* BEGIN *

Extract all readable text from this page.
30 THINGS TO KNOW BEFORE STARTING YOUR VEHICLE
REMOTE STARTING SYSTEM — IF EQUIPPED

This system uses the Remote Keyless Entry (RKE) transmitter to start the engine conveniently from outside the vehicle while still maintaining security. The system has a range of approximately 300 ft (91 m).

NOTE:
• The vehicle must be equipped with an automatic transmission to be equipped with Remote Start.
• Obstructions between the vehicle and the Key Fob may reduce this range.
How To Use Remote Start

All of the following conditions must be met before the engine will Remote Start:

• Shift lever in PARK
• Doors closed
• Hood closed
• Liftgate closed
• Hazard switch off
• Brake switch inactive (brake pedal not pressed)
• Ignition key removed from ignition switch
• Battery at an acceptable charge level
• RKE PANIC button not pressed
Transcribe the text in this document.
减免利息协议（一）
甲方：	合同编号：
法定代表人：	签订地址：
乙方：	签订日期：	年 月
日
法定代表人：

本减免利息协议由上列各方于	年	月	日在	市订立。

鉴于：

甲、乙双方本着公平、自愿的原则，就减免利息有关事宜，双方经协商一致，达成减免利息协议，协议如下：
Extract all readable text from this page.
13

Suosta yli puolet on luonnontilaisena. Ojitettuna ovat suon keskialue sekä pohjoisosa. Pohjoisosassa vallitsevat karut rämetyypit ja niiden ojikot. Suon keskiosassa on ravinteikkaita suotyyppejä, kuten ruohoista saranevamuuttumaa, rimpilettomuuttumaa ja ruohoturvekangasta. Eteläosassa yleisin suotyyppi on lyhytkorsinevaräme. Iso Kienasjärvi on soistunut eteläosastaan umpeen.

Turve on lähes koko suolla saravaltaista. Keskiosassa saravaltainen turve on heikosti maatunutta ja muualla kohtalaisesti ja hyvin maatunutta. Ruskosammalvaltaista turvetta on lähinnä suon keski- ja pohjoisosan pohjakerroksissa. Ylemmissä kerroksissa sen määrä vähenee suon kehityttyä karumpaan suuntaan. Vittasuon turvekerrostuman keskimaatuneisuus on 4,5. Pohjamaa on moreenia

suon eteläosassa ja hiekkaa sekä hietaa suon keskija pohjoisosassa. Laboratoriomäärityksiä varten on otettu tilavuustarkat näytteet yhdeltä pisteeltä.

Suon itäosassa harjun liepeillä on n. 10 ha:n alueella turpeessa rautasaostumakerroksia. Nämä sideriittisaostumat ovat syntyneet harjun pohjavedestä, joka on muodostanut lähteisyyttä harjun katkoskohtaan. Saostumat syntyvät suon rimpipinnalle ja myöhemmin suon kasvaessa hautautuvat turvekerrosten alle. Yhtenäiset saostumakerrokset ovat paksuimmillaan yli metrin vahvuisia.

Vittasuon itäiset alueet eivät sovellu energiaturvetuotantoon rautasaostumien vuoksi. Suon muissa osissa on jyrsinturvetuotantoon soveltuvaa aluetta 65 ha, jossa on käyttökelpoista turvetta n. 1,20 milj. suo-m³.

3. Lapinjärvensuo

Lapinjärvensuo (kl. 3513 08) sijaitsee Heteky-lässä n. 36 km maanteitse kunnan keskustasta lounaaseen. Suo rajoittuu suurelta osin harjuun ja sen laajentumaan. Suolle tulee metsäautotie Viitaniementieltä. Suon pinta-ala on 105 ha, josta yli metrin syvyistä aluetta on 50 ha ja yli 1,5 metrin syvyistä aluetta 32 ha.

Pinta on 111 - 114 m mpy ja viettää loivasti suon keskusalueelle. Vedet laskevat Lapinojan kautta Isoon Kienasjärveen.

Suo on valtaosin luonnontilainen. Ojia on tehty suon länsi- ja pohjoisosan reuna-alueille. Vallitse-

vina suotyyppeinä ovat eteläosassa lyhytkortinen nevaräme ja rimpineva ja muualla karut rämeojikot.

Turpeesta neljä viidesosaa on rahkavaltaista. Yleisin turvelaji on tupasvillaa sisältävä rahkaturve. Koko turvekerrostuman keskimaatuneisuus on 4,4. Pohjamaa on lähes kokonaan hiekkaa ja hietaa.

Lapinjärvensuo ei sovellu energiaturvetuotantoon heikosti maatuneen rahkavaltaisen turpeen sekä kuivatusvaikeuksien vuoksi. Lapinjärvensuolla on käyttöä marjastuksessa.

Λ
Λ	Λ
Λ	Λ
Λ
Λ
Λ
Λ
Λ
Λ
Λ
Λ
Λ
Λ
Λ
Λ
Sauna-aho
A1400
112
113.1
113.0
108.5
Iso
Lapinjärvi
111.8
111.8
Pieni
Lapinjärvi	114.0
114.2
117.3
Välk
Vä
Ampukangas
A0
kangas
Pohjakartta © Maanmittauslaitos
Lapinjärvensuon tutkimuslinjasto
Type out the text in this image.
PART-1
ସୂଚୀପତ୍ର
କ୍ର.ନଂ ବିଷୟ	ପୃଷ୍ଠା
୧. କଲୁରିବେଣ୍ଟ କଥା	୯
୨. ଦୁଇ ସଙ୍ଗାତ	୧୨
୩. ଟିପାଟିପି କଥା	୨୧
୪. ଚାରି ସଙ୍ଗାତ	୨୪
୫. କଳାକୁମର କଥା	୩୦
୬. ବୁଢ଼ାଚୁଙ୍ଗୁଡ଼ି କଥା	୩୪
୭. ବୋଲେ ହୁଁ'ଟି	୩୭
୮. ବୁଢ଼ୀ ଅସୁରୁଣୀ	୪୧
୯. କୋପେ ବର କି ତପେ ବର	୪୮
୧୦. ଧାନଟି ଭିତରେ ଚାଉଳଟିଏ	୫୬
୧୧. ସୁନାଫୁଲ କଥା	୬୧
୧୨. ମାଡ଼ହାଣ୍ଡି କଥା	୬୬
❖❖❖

* END *

# [TO DO]
Go through the records above and copy every line with the word "sovellu".

# [WRITTEN ANSWER]
Vittasuon itäiset alueet eivät sovellu energiaturvetuotantoon rautasaostumien vuoksi. Suon muissa osissa on jyrsinturvetuotantoon soveltuvaa aluetta 65 ha, jossa on käyttökelpoista turvetta n. 1,20 milj. suo-m³.
Lapinjärvensuo ei sovellu energiaturvetuotantoon heikosti maatuneen rahkavaltaisen turpeen sekä kuivatusvaikeuksien vuoksi. Lapinjärvensuolla on käyttöä marjastuksessa.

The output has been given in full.